* OBJECTIVE: Output the entries below exactly as written, omitting pictures.

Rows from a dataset
_ _ _ _ _ _ _

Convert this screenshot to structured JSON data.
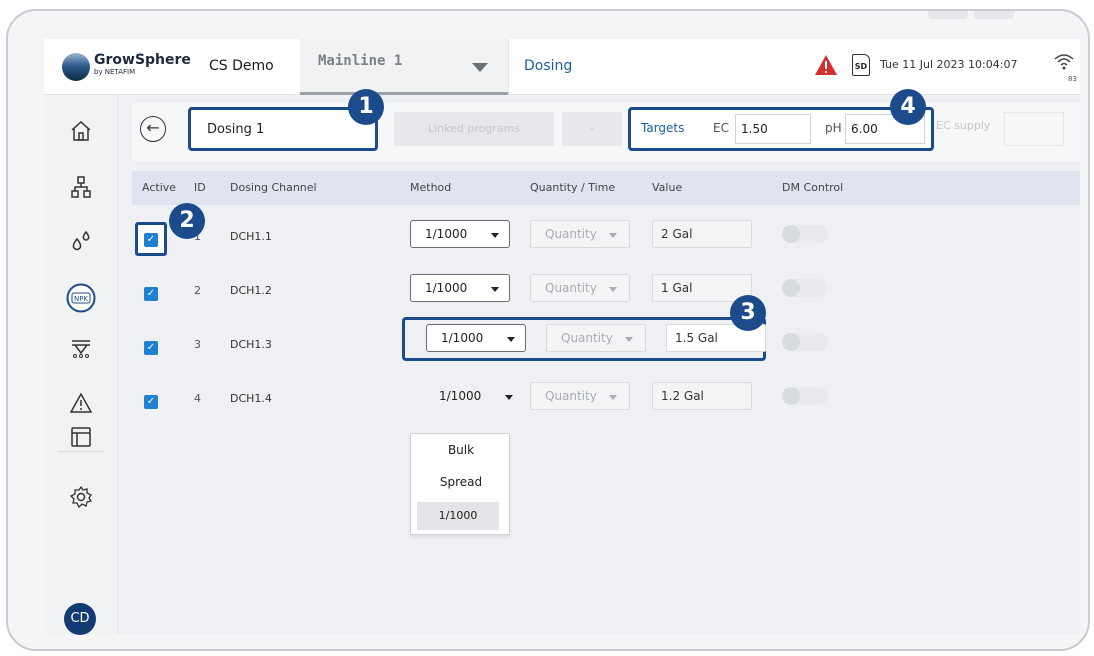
{
  "topbar": {
    "logo_name": "GrowSphere",
    "logo_sub": "by NETAFIM",
    "site": "CS Demo",
    "line": "Mainline 1",
    "page": "Dosing",
    "datetime": "Tue 11 Jul 2023  10:04:07",
    "wifi_strength": "83",
    "sd_label": "SD",
    "alert_color": "#d42e2e"
  },
  "sidebar": {
    "items": [
      "home-icon",
      "network-icon",
      "water-drops-icon",
      "npk-icon",
      "irrigation-icon",
      "alert-icon",
      "table-icon",
      "settings-icon"
    ],
    "active_item": "npk-icon",
    "npk_label": "NPK",
    "avatar": "CD"
  },
  "header": {
    "program_name": "Dosing 1",
    "linked_programs": "Linked programs",
    "linked_value": "-",
    "targets_label": "Targets",
    "ec_label": "EC",
    "ec_value": "1.50",
    "ph_label": "pH",
    "ph_value": "6.00",
    "ec_supply": "EC supply"
  },
  "columns": {
    "active": "Active",
    "id": "ID",
    "channel": "Dosing Channel",
    "method": "Method",
    "qty": "Quantity / Time",
    "value": "Value",
    "dm": "DM Control"
  },
  "rows": [
    {
      "id": "1",
      "channel": "DCH1.1",
      "method": "1/1000",
      "qty": "Quantity",
      "value": "2 Gal"
    },
    {
      "id": "2",
      "channel": "DCH1.2",
      "method": "1/1000",
      "qty": "Quantity",
      "value": "1 Gal"
    },
    {
      "id": "3",
      "channel": "DCH1.3",
      "method": "1/1000",
      "qty": "Quantity",
      "value": "1.5 Gal"
    },
    {
      "id": "4",
      "channel": "DCH1.4",
      "method": "1/1000",
      "qty": "Quantity",
      "value": "1.2 Gal"
    }
  ],
  "method_options": [
    "Bulk",
    "Spread",
    "1/1000"
  ],
  "badges": [
    "1",
    "2",
    "3",
    "4"
  ],
  "accent_color": "#1c4b8c"
}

_ _ _ _ _ _ _

* RESPONSE TO THE TASK:
Convert this screenshot to structured JSON data.
{
  "topbar": {
    "logo_name": "GrowSphere",
    "logo_sub": "by NETAFIM",
    "site": "CS Demo",
    "line": "Mainline 1",
    "page": "Dosing",
    "datetime": "Tue 11 Jul 2023  10:04:07",
    "wifi_strength": "83",
    "sd_label": "SD",
    "alert_color": "#d42e2e"
  },
  "sidebar": {
    "items": [
      "home-icon",
      "network-icon",
      "water-drops-icon",
      "npk-icon",
      "irrigation-icon",
      "alert-icon",
      "table-icon",
      "settings-icon"
    ],
    "active_item": "npk-icon",
    "npk_label": "NPK",
    "avatar": "CD"
  },
  "header": {
    "program_name": "Dosing 1",
    "linked_programs": "Linked programs",
    "linked_value": "-",
    "targets_label": "Targets",
    "ec_label": "EC",
    "ec_value": "1.50",
    "ph_label": "pH",
    "ph_value": "6.00",
    "ec_supply": "EC supply"
  },
  "columns": {
    "active": "Active",
    "id": "ID",
    "channel": "Dosing Channel",
    "method": "Method",
    "qty": "Quantity / Time",
    "value": "Value",
    "dm": "DM Control"
  },
  "rows": [
    {
      "id": "1",
      "channel": "DCH1.1",
      "method": "1/1000",
      "qty": "Quantity",
      "value": "2 Gal"
    },
    {
      "id": "2",
      "channel": "DCH1.2",
      "method": "1/1000",
      "qty": "Quantity",
      "value": "1 Gal"
    },
    {
      "id": "3",
      "channel": "DCH1.3",
      "method": "1/1000",
      "qty": "Quantity",
      "value": "1.5 Gal"
    },
    {
      "id": "4",
      "channel": "DCH1.4",
      "method": "1/1000",
      "qty": "Quantity",
      "value": "1.2 Gal"
    }
  ],
  "method_options": [
    "Bulk",
    "Spread",
    "1/1000"
  ],
  "badges": [
    "1",
    "2",
    "3",
    "4"
  ],
  "accent_color": "#1c4b8c"
}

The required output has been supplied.